***** MATERIAL FOR THIS TASK *****
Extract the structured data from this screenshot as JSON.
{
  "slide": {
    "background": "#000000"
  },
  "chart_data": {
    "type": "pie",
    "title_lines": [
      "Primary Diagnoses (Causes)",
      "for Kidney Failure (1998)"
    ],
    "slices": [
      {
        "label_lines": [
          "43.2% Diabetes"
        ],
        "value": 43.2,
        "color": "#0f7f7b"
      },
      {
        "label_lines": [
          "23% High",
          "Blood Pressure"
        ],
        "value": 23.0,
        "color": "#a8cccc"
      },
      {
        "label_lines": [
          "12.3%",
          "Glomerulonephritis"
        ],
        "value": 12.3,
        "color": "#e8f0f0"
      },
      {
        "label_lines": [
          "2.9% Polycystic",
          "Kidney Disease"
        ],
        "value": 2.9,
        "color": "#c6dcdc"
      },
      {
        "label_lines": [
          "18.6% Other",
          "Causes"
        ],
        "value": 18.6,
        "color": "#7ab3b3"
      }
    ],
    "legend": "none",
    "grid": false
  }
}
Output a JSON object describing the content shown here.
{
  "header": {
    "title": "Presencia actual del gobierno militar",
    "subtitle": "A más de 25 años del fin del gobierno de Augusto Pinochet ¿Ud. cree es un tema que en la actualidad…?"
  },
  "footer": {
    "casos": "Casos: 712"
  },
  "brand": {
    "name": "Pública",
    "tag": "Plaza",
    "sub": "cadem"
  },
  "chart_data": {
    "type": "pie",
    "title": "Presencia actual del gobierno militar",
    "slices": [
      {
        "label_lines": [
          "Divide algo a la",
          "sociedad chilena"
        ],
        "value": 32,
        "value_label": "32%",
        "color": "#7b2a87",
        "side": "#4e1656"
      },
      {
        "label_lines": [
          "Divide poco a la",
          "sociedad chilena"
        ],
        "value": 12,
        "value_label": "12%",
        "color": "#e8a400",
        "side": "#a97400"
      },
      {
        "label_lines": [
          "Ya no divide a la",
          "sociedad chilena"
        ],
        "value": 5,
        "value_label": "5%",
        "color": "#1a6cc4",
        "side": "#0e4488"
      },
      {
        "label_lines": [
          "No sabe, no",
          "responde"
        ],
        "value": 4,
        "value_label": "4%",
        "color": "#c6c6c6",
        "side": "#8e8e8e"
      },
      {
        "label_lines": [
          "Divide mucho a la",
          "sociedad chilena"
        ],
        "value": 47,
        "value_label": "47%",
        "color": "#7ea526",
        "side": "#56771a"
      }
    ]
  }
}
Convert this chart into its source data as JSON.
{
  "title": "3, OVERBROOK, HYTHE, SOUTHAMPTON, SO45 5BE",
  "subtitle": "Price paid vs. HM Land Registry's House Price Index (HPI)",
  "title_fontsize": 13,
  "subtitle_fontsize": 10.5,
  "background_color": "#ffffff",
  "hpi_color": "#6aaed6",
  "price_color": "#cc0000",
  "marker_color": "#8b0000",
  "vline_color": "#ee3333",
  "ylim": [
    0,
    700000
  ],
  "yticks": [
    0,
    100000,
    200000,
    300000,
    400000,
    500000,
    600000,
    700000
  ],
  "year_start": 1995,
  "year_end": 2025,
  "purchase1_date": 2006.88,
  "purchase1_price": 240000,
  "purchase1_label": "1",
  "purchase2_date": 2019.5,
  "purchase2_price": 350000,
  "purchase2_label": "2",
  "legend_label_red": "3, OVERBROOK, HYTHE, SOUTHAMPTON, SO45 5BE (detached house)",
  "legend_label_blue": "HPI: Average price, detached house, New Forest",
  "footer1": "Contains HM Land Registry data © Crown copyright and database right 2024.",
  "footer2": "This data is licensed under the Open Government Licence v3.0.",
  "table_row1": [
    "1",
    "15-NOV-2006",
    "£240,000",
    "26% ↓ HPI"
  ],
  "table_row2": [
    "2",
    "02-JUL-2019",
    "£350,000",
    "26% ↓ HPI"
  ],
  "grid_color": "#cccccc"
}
*****
◆ WHAT THE EXERCISE ASKS ◆
Report each line in the preceding entries that holds the string "SOUTHAMPTON".

◆ SOLUTION ◆
  "title": "3, OVERBROOK, HYTHE, SOUTHAMPTON, SO45 5BE",
  "legend_label_red": "3, OVERBROOK, HYTHE, SOUTHAMPTON, SO45 5BE (detached house)",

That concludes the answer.